Reproduce the listing below character for character; drop every image.

─── Items

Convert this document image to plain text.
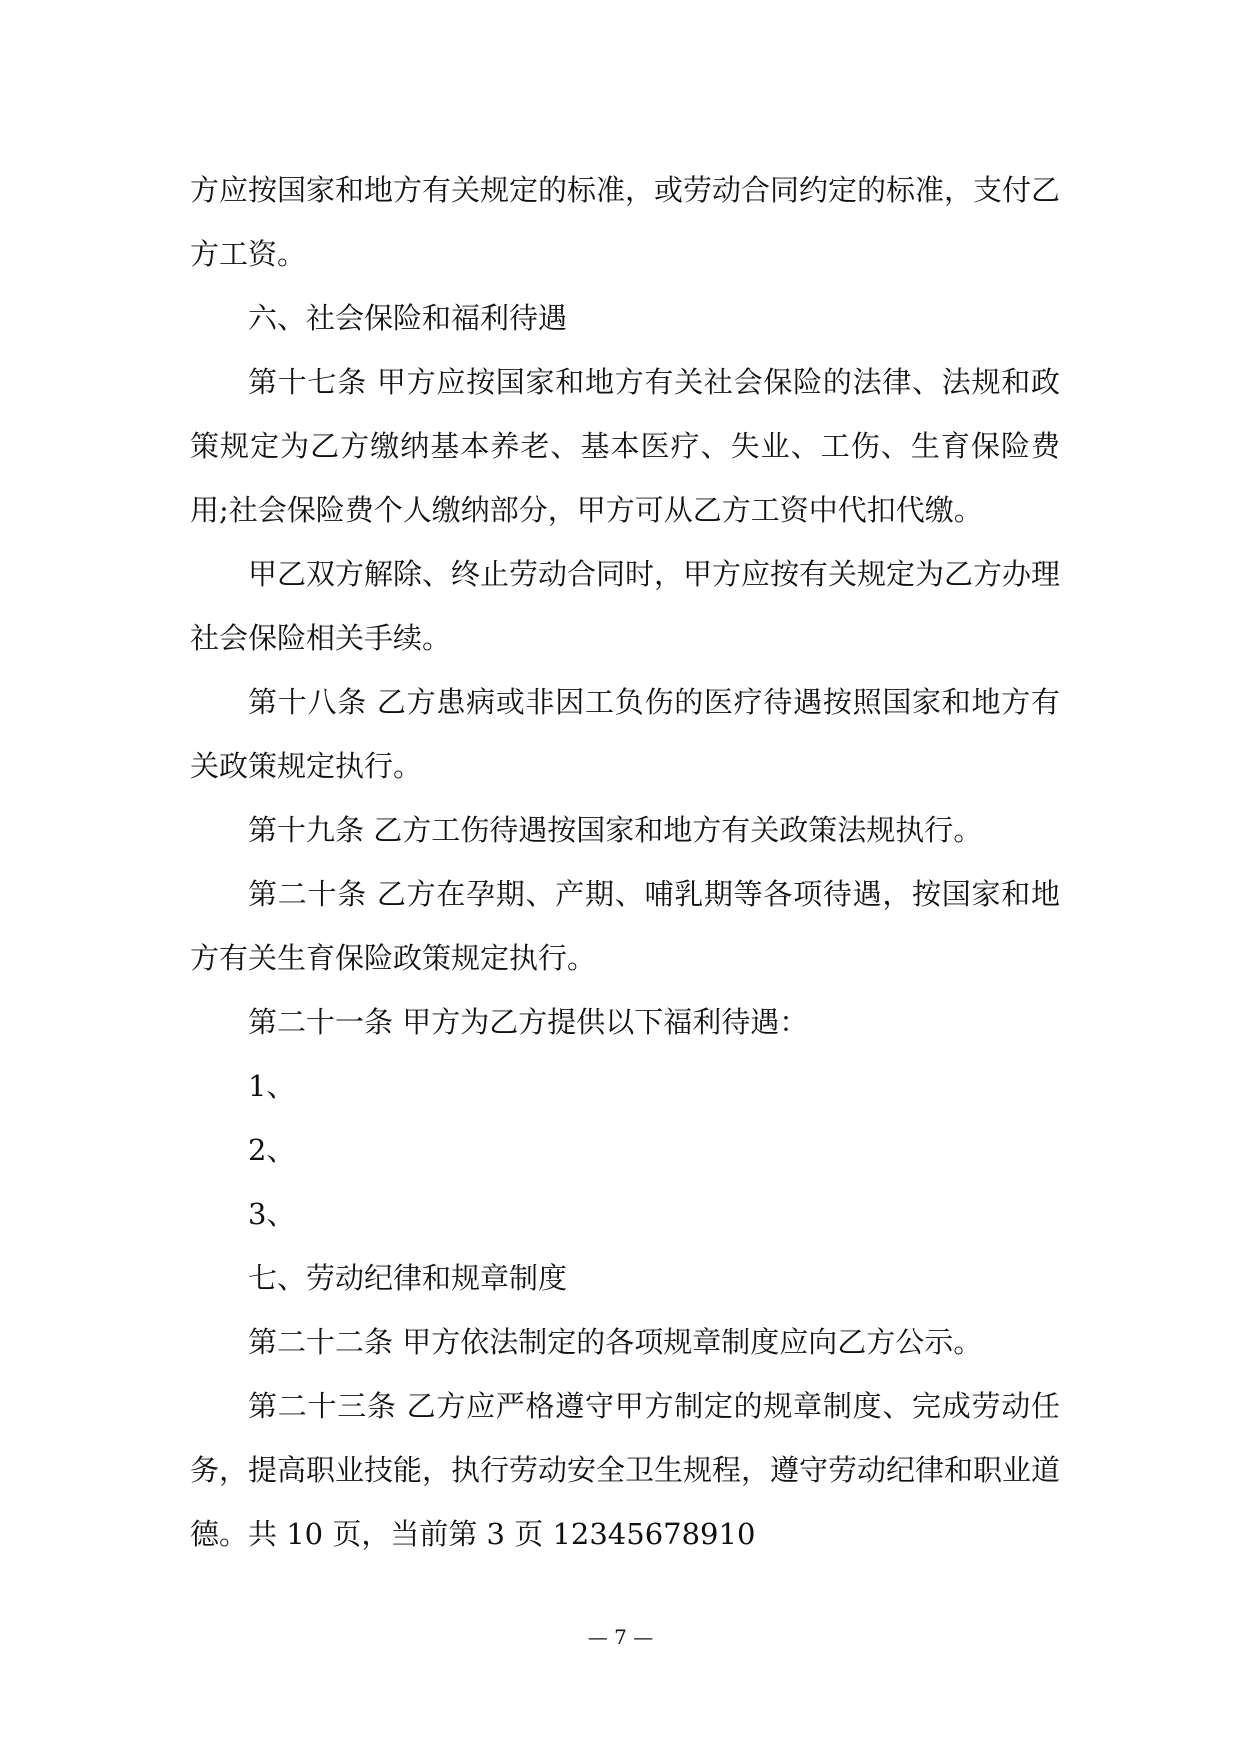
方应按国家和地方有关规定的标准，或劳动合同约定的标准，支付乙方工资。

六、社会保险和福利待遇

第十七条 甲方应按国家和地方有关社会保险的法律、法规和政策规定为乙方缴纳基本养老、基本医疗、失业、工伤、生育保险费用;社会保险费个人缴纳部分，甲方可从乙方工资中代扣代缴。

甲乙双方解除、终止劳动合同时，甲方应按有关规定为乙方办理社会保险相关手续。

第十八条 乙方患病或非因工负伤的医疗待遇按照国家和地方有关政策规定执行。

第十九条 乙方工伤待遇按国家和地方有关政策法规执行。

第二十条 乙方在孕期、产期、哺乳期等各项待遇，按国家和地方有关生育保险政策规定执行。

第二十一条 甲方为乙方提供以下福利待遇：

1、

2、

3、

七、劳动纪律和规章制度

第二十二条 甲方依法制定的各项规章制度应向乙方公示。

第二十三条 乙方应严格遵守甲方制定的规章制度、完成劳动任务，提高职业技能，执行劳动安全卫生规程，遵守劳动纪律和职业道德。共 10 页，当前第 3 页 12345678910

— 7 —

──────

• [The reply]:
Convert this document image to plain text.
方应按国家和地方有关规定的标准，或劳动合同约定的标准，支付乙方工资。

六、社会保险和福利待遇

第十七条 甲方应按国家和地方有关社会保险的法律、法规和政策规定为乙方缴纳基本养老、基本医疗、失业、工伤、生育保险费用;社会保险费个人缴纳部分，甲方可从乙方工资中代扣代缴。

甲乙双方解除、终止劳动合同时，甲方应按有关规定为乙方办理社会保险相关手续。

第十八条 乙方患病或非因工负伤的医疗待遇按照国家和地方有关政策规定执行。

第十九条 乙方工伤待遇按国家和地方有关政策法规执行。

第二十条 乙方在孕期、产期、哺乳期等各项待遇，按国家和地方有关生育保险政策规定执行。

第二十一条 甲方为乙方提供以下福利待遇：

1、

2、

3、

七、劳动纪律和规章制度

第二十二条 甲方依法制定的各项规章制度应向乙方公示。

第二十三条 乙方应严格遵守甲方制定的规章制度、完成劳动任务，提高职业技能，执行劳动安全卫生规程，遵守劳动纪律和职业道德。共 10 页，当前第 3 页 12345678910

— 7 —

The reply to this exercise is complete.